**Stated goal**
Repeat each line of the material below exactly as it appears, minus any pictures.

**Data provided**
════════

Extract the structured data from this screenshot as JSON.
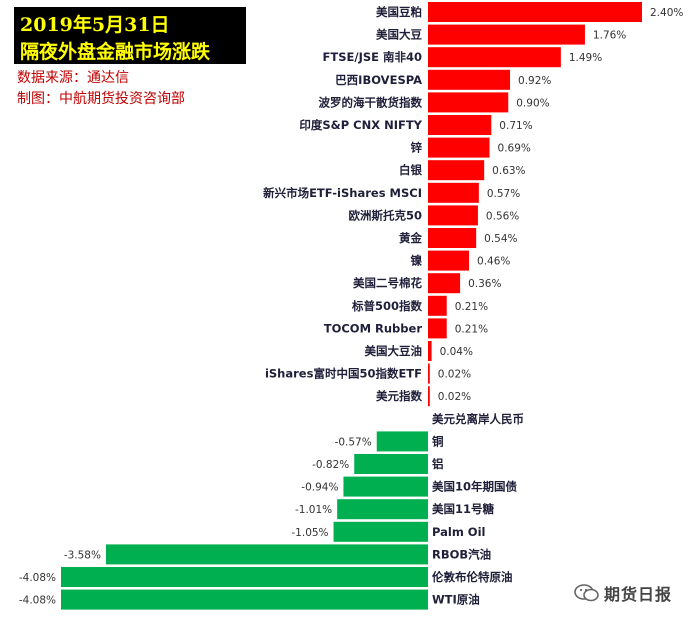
{
  "title": {
    "line1": "2019年5月31日",
    "line2": "隔夜外盘金融市场涨跌"
  },
  "source": "数据来源：通达信",
  "credit": "制图：中航期货投资咨询部",
  "watermark": "期货日报",
  "colors": {
    "positive": "#ff0000",
    "negative": "#00b050",
    "title_bg": "#000000",
    "title_text": "#ffff00",
    "source_text": "#c00000"
  },
  "chart_data": {
    "type": "bar",
    "orientation": "horizontal",
    "value_unit": "%",
    "categories": [
      "美国豆粕",
      "美国大豆",
      "FTSE/JSE 南非40",
      "巴西IBOVESPA",
      "波罗的海干散货指数",
      "印度S&P CNX NIFTY",
      "锌",
      "白银",
      "新兴市场ETF-iShares MSCI",
      "欧洲斯托克50",
      "黄金",
      "镍",
      "美国二号棉花",
      "标普500指数",
      "TOCOM Rubber",
      "美国大豆油",
      "iShares富时中国50指数ETF",
      "美元指数",
      "美元兑离岸人民币",
      "铜",
      "铝",
      "美国10年期国债",
      "美国11号糖",
      "Palm Oil",
      "RBOB汽油",
      "伦敦布伦特原油",
      "WTI原油"
    ],
    "values": [
      2.4,
      1.76,
      1.49,
      0.92,
      0.9,
      0.71,
      0.69,
      0.63,
      0.57,
      0.56,
      0.54,
      0.46,
      0.36,
      0.21,
      0.21,
      0.04,
      0.02,
      0.02,
      null,
      -0.57,
      -0.82,
      -0.94,
      -1.01,
      -1.05,
      -3.58,
      -4.08,
      -4.08
    ],
    "value_labels": [
      "2.40%",
      "1.76%",
      "1.49%",
      "0.92%",
      "0.90%",
      "0.71%",
      "0.69%",
      "0.63%",
      "0.57%",
      "0.56%",
      "0.54%",
      "0.46%",
      "0.36%",
      "0.21%",
      "0.21%",
      "0.04%",
      "0.02%",
      "0.02%",
      "",
      "-0.57%",
      "-0.82%",
      "-0.94%",
      "-1.01%",
      "-1.05%",
      "-3.58%",
      "-4.08%",
      "-4.08%"
    ],
    "xlim": [
      -4.08,
      2.4
    ],
    "grid": false,
    "legend": false
  }
}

════════

**Result for this task**
Extract the structured data from this screenshot as JSON.
{
  "title": {
    "line1": "2019年5月31日",
    "line2": "隔夜外盘金融市场涨跌"
  },
  "source": "数据来源：通达信",
  "credit": "制图：中航期货投资咨询部",
  "watermark": "期货日报",
  "colors": {
    "positive": "#ff0000",
    "negative": "#00b050",
    "title_bg": "#000000",
    "title_text": "#ffff00",
    "source_text": "#c00000"
  },
  "chart_data": {
    "type": "bar",
    "orientation": "horizontal",
    "value_unit": "%",
    "categories": [
      "美国豆粕",
      "美国大豆",
      "FTSE/JSE 南非40",
      "巴西IBOVESPA",
      "波罗的海干散货指数",
      "印度S&P CNX NIFTY",
      "锌",
      "白银",
      "新兴市场ETF-iShares MSCI",
      "欧洲斯托克50",
      "黄金",
      "镍",
      "美国二号棉花",
      "标普500指数",
      "TOCOM Rubber",
      "美国大豆油",
      "iShares富时中国50指数ETF",
      "美元指数",
      "美元兑离岸人民币",
      "铜",
      "铝",
      "美国10年期国债",
      "美国11号糖",
      "Palm Oil",
      "RBOB汽油",
      "伦敦布伦特原油",
      "WTI原油"
    ],
    "values": [
      2.4,
      1.76,
      1.49,
      0.92,
      0.9,
      0.71,
      0.69,
      0.63,
      0.57,
      0.56,
      0.54,
      0.46,
      0.36,
      0.21,
      0.21,
      0.04,
      0.02,
      0.02,
      null,
      -0.57,
      -0.82,
      -0.94,
      -1.01,
      -1.05,
      -3.58,
      -4.08,
      -4.08
    ],
    "value_labels": [
      "2.40%",
      "1.76%",
      "1.49%",
      "0.92%",
      "0.90%",
      "0.71%",
      "0.69%",
      "0.63%",
      "0.57%",
      "0.56%",
      "0.54%",
      "0.46%",
      "0.36%",
      "0.21%",
      "0.21%",
      "0.04%",
      "0.02%",
      "0.02%",
      "",
      "-0.57%",
      "-0.82%",
      "-0.94%",
      "-1.01%",
      "-1.05%",
      "-3.58%",
      "-4.08%",
      "-4.08%"
    ],
    "xlim": [
      -4.08,
      2.4
    ],
    "grid": false,
    "legend": false
  }
}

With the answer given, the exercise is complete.